[TASK DETAILS] Write out each line of the listing as it stands, without the images.

[STORED ROWS]
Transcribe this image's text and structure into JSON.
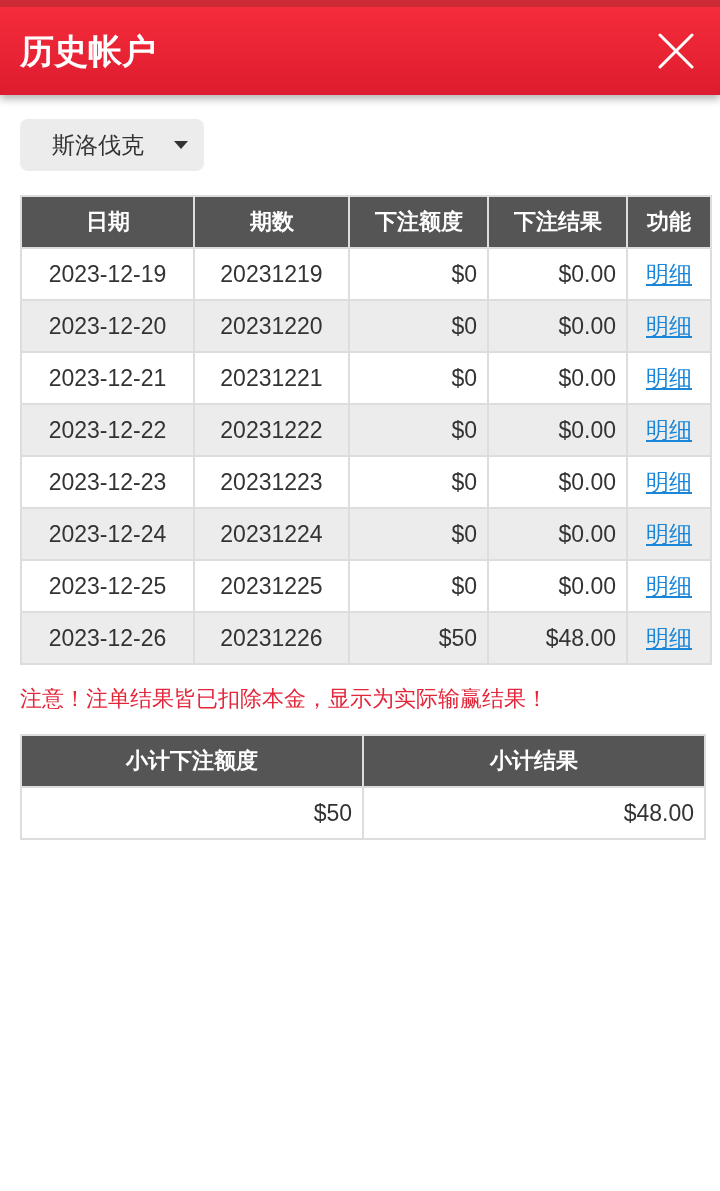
{
  "header": {
    "title": "历史帐户"
  },
  "region_select": {
    "value": "斯洛伐克"
  },
  "history_table": {
    "columns": [
      "日期",
      "期数",
      "下注额度",
      "下注结果",
      "功能"
    ],
    "rows": [
      {
        "date": "2023-12-19",
        "issue": "20231219",
        "bet_amount": "$0",
        "bet_result": "$0.00",
        "action": "明细"
      },
      {
        "date": "2023-12-20",
        "issue": "20231220",
        "bet_amount": "$0",
        "bet_result": "$0.00",
        "action": "明细"
      },
      {
        "date": "2023-12-21",
        "issue": "20231221",
        "bet_amount": "$0",
        "bet_result": "$0.00",
        "action": "明细"
      },
      {
        "date": "2023-12-22",
        "issue": "20231222",
        "bet_amount": "$0",
        "bet_result": "$0.00",
        "action": "明细"
      },
      {
        "date": "2023-12-23",
        "issue": "20231223",
        "bet_amount": "$0",
        "bet_result": "$0.00",
        "action": "明细"
      },
      {
        "date": "2023-12-24",
        "issue": "20231224",
        "bet_amount": "$0",
        "bet_result": "$0.00",
        "action": "明细"
      },
      {
        "date": "2023-12-25",
        "issue": "20231225",
        "bet_amount": "$0",
        "bet_result": "$0.00",
        "action": "明细"
      },
      {
        "date": "2023-12-26",
        "issue": "20231226",
        "bet_amount": "$50",
        "bet_result": "$48.00",
        "action": "明细"
      }
    ]
  },
  "notice": "注意！注单结果皆已扣除本金，显示为实际输赢结果！",
  "summary_table": {
    "columns": [
      "小计下注额度",
      "小计结果"
    ],
    "values": [
      "$50",
      "$48.00"
    ]
  }
}
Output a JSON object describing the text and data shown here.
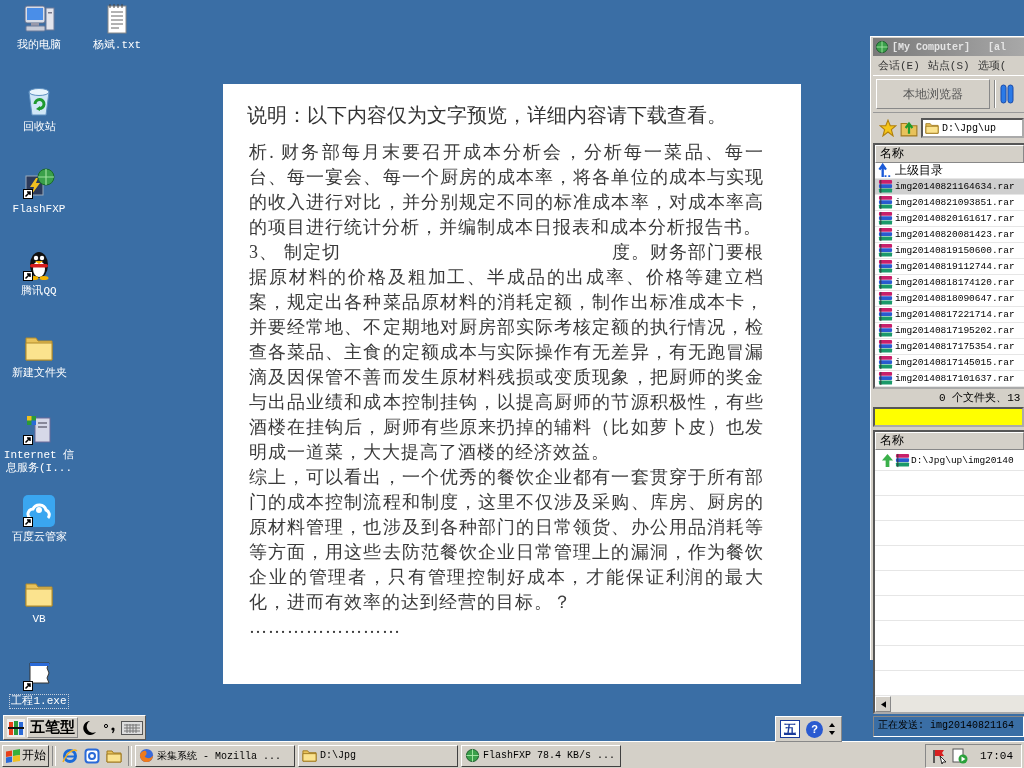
{
  "desktop": {
    "icons": [
      {
        "label": "我的电脑",
        "kind": "computer",
        "shortcut": false,
        "focused": false
      },
      {
        "label": "回收站",
        "kind": "recycle-bin",
        "shortcut": false,
        "focused": false
      },
      {
        "label": "FlashFXP",
        "kind": "ftp-app",
        "shortcut": true,
        "focused": false
      },
      {
        "label": "腾讯QQ",
        "kind": "penguin",
        "shortcut": true,
        "focused": false
      },
      {
        "label": "新建文件夹",
        "kind": "folder",
        "shortcut": false,
        "focused": false
      },
      {
        "label": "Internet 信息服务(I...",
        "kind": "server",
        "shortcut": true,
        "focused": false
      },
      {
        "label": "百度云管家",
        "kind": "cloud-app",
        "shortcut": true,
        "focused": false
      },
      {
        "label": "VB",
        "kind": "folder",
        "shortcut": false,
        "focused": false
      },
      {
        "label": "工程1.exe",
        "kind": "program",
        "shortcut": true,
        "focused": true
      },
      {
        "label": "杨斌.txt",
        "kind": "text-file",
        "shortcut": false,
        "focused": false
      }
    ]
  },
  "document": {
    "title": "说明：以下内容仅为文字预览，详细内容请下载查看。",
    "paragraphs": [
      {
        "kind": "paragraph",
        "text": "析. 财务部每月末要召开成本分析会，分析每一菜品、每一台、每一宴会、每一个厨房的成本率，将各单位的成本与实现的收入进行对比，并分别规定不同的标准成本率，对成本率高的项目进行统计分析，并编制成本日报表和成本分析报告书。"
      },
      {
        "kind": "split-line",
        "left": "3、 制定切",
        "right": "度。财务部门要根"
      },
      {
        "kind": "paragraph",
        "text": "据原材料的价格及粗加工、半成品的出成率、价格等建立档案，规定出各种菜品原材料的消耗定额，制作出标准成本卡，并要经常地、不定期地对厨房部实际考核定额的执行情况，检查各菜品、主食的定额成本与实际操作有无差异，有无跑冒漏滴及因保管不善而发生原材料残损或变质现象，把厨师的奖金与出品业绩和成本控制挂钩，以提高厨师的节源积极性，有些酒楼在挂钩后，厨师有些原来扔掉的辅料（比如萝卜皮）也发明成一道菜，大大提高了酒楼的经济效益。"
      },
      {
        "kind": "paragraph",
        "text": "综上，可以看出，一个优秀的餐饮企业都有一套贯穿于所有部门的成本控制流程和制度，这里不仅涉及采购、库房、厨房的原材料管理，也涉及到各种部门的日常领货、办公用品消耗等等方面，用这些去防范餐饮企业日常管理上的漏洞，作为餐饮企业的管理者，只有管理控制好成本，才能保证利润的最大化，进而有效率的达到经营的目标。？"
      },
      {
        "kind": "paragraph",
        "text": "……………………"
      }
    ]
  },
  "ftp": {
    "title": "[My Computer]   [al",
    "menu": [
      "会话(E)",
      "站点(S)",
      "选项("
    ],
    "toolbar_button": "本地浏览器",
    "path": "D:\\Jpg\\up",
    "list": {
      "column": "名称",
      "rows": [
        {
          "kind": "parent",
          "name": "上级目录",
          "selected": false
        },
        {
          "kind": "archive",
          "name": "img20140821164634.rar",
          "selected": true
        },
        {
          "kind": "archive",
          "name": "img20140821093851.rar",
          "selected": false
        },
        {
          "kind": "archive",
          "name": "img20140820161617.rar",
          "selected": false
        },
        {
          "kind": "archive",
          "name": "img20140820081423.rar",
          "selected": false
        },
        {
          "kind": "archive",
          "name": "img20140819150600.rar",
          "selected": false
        },
        {
          "kind": "archive",
          "name": "img20140819112744.rar",
          "selected": false
        },
        {
          "kind": "archive",
          "name": "img20140818174120.rar",
          "selected": false
        },
        {
          "kind": "archive",
          "name": "img20140818090647.rar",
          "selected": false
        },
        {
          "kind": "archive",
          "name": "img20140817221714.rar",
          "selected": false
        },
        {
          "kind": "archive",
          "name": "img20140817195202.rar",
          "selected": false
        },
        {
          "kind": "archive",
          "name": "img20140817175354.rar",
          "selected": false
        },
        {
          "kind": "archive",
          "name": "img20140817145015.rar",
          "selected": false
        },
        {
          "kind": "archive",
          "name": "img20140817101637.rar",
          "selected": false
        }
      ]
    },
    "summary": "0 个文件夹、13",
    "queue": {
      "column": "名称",
      "rows": [
        {
          "kind": "upload",
          "name": "D:\\Jpg\\up\\img20140"
        }
      ]
    },
    "status": "正在发送: img20140821164"
  },
  "ime_bar": {
    "mode": "五笔型"
  },
  "language_bar": {
    "indicator": "五",
    "help": "?"
  },
  "taskbar": {
    "start": "开始",
    "quick_launch": [
      {
        "kind": "browser"
      },
      {
        "kind": "page"
      },
      {
        "kind": "folder"
      }
    ],
    "tasks": [
      {
        "kind": "browser",
        "label": "采集系统 - Mozilla ...",
        "selected": false
      },
      {
        "kind": "folder",
        "label": "D:\\Jpg",
        "selected": false
      },
      {
        "kind": "globe",
        "label": "FlashFXP 78.4 KB/s ...",
        "selected": false
      }
    ],
    "clock": "17:04"
  }
}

[OUTPUT OF THE EXERCISE]
Transcribe this image's text and structure into JSON.
{
  "header": {
    "title": "历史帐户"
  },
  "region_select": {
    "value": "斯洛伐克"
  },
  "history_table": {
    "columns": [
      "日期",
      "期数",
      "下注额度",
      "下注结果",
      "功能"
    ],
    "rows": [
      {
        "date": "2023-12-19",
        "issue": "20231219",
        "bet_amount": "$0",
        "bet_result": "$0.00",
        "action": "明细"
      },
      {
        "date": "2023-12-20",
        "issue": "20231220",
        "bet_amount": "$0",
        "bet_result": "$0.00",
        "action": "明细"
      },
      {
        "date": "2023-12-21",
        "issue": "20231221",
        "bet_amount": "$0",
        "bet_result": "$0.00",
        "action": "明细"
      },
      {
        "date": "2023-12-22",
        "issue": "20231222",
        "bet_amount": "$0",
        "bet_result": "$0.00",
        "action": "明细"
      },
      {
        "date": "2023-12-23",
        "issue": "20231223",
        "bet_amount": "$0",
        "bet_result": "$0.00",
        "action": "明细"
      },
      {
        "date": "2023-12-24",
        "issue": "20231224",
        "bet_amount": "$0",
        "bet_result": "$0.00",
        "action": "明细"
      },
      {
        "date": "2023-12-25",
        "issue": "20231225",
        "bet_amount": "$0",
        "bet_result": "$0.00",
        "action": "明细"
      },
      {
        "date": "2023-12-26",
        "issue": "20231226",
        "bet_amount": "$50",
        "bet_result": "$48.00",
        "action": "明细"
      }
    ]
  },
  "notice": "注意！注单结果皆已扣除本金，显示为实际输赢结果！",
  "summary_table": {
    "columns": [
      "小计下注额度",
      "小计结果"
    ],
    "values": [
      "$50",
      "$48.00"
    ]
  }
}
Output a JSON object describing the text and data shown here.
{
  "desktop": {
    "icons": [
      {
        "label": "我的电脑",
        "kind": "computer",
        "shortcut": false,
        "focused": false
      },
      {
        "label": "回收站",
        "kind": "recycle-bin",
        "shortcut": false,
        "focused": false
      },
      {
        "label": "FlashFXP",
        "kind": "ftp-app",
        "shortcut": true,
        "focused": false
      },
      {
        "label": "腾讯QQ",
        "kind": "penguin",
        "shortcut": true,
        "focused": false
      },
      {
        "label": "新建文件夹",
        "kind": "folder",
        "shortcut": false,
        "focused": false
      },
      {
        "label": "Internet 信息服务(I...",
        "kind": "server",
        "shortcut": true,
        "focused": false
      },
      {
        "label": "百度云管家",
        "kind": "cloud-app",
        "shortcut": true,
        "focused": false
      },
      {
        "label": "VB",
        "kind": "folder",
        "shortcut": false,
        "focused": false
      },
      {
        "label": "工程1.exe",
        "kind": "program",
        "shortcut": true,
        "focused": true
      },
      {
        "label": "杨斌.txt",
        "kind": "text-file",
        "shortcut": false,
        "focused": false
      }
    ]
  },
  "document": {
    "title": "说明：以下内容仅为文字预览，详细内容请下载查看。",
    "paragraphs": [
      {
        "kind": "paragraph",
        "text": "析. 财务部每月末要召开成本分析会，分析每一菜品、每一台、每一宴会、每一个厨房的成本率，将各单位的成本与实现的收入进行对比，并分别规定不同的标准成本率，对成本率高的项目进行统计分析，并编制成本日报表和成本分析报告书。"
      },
      {
        "kind": "split-line",
        "left": "3、 制定切",
        "right": "度。财务部门要根"
      },
      {
        "kind": "paragraph",
        "text": "据原材料的价格及粗加工、半成品的出成率、价格等建立档案，规定出各种菜品原材料的消耗定额，制作出标准成本卡，并要经常地、不定期地对厨房部实际考核定额的执行情况，检查各菜品、主食的定额成本与实际操作有无差异，有无跑冒漏滴及因保管不善而发生原材料残损或变质现象，把厨师的奖金与出品业绩和成本控制挂钩，以提高厨师的节源积极性，有些酒楼在挂钩后，厨师有些原来扔掉的辅料（比如萝卜皮）也发明成一道菜，大大提高了酒楼的经济效益。"
      },
      {
        "kind": "paragraph",
        "text": "综上，可以看出，一个优秀的餐饮企业都有一套贯穿于所有部门的成本控制流程和制度，这里不仅涉及采购、库房、厨房的原材料管理，也涉及到各种部门的日常领货、办公用品消耗等等方面，用这些去防范餐饮企业日常管理上的漏洞，作为餐饮企业的管理者，只有管理控制好成本，才能保证利润的最大化，进而有效率的达到经营的目标。？"
      },
      {
        "kind": "paragraph",
        "text": "……………………"
      }
    ]
  },
  "ftp": {
    "title": "[My Computer]   [al",
    "menu": [
      "会话(E)",
      "站点(S)",
      "选项("
    ],
    "toolbar_button": "本地浏览器",
    "path": "D:\\Jpg\\up",
    "list": {
      "column": "名称",
      "rows": [
        {
          "kind": "parent",
          "name": "上级目录",
          "selected": false
        },
        {
          "kind": "archive",
          "name": "img20140821164634.rar",
          "selected": true
        },
        {
          "kind": "archive",
          "name": "img20140821093851.rar",
          "selected": false
        },
        {
          "kind": "archive",
          "name": "img20140820161617.rar",
          "selected": false
        },
        {
          "kind": "archive",
          "name": "img20140820081423.rar",
          "selected": false
        },
        {
          "kind": "archive",
          "name": "img20140819150600.rar",
          "selected": false
        },
        {
          "kind": "archive",
          "name": "img20140819112744.rar",
          "selected": false
        },
        {
          "kind": "archive",
          "name": "img20140818174120.rar",
          "selected": false
        },
        {
          "kind": "archive",
          "name": "img20140818090647.rar",
          "selected": false
        },
        {
          "kind": "archive",
          "name": "img20140817221714.rar",
          "selected": false
        },
        {
          "kind": "archive",
          "name": "img20140817195202.rar",
          "selected": false
        },
        {
          "kind": "archive",
          "name": "img20140817175354.rar",
          "selected": false
        },
        {
          "kind": "archive",
          "name": "img20140817145015.rar",
          "selected": false
        },
        {
          "kind": "archive",
          "name": "img20140817101637.rar",
          "selected": false
        }
      ]
    },
    "summary": "0 个文件夹、13",
    "queue": {
      "column": "名称",
      "rows": [
        {
          "kind": "upload",
          "name": "D:\\Jpg\\up\\img20140"
        }
      ]
    },
    "status": "正在发送: img20140821164"
  },
  "ime_bar": {
    "mode": "五笔型"
  },
  "language_bar": {
    "indicator": "五",
    "help": "?"
  },
  "taskbar": {
    "start": "开始",
    "quick_launch": [
      {
        "kind": "browser"
      },
      {
        "kind": "page"
      },
      {
        "kind": "folder"
      }
    ],
    "tasks": [
      {
        "kind": "browser",
        "label": "采集系统 - Mozilla ...",
        "selected": false
      },
      {
        "kind": "folder",
        "label": "D:\\Jpg",
        "selected": false
      },
      {
        "kind": "globe",
        "label": "FlashFXP 78.4 KB/s ...",
        "selected": false
      }
    ],
    "clock": "17:04"
  }
}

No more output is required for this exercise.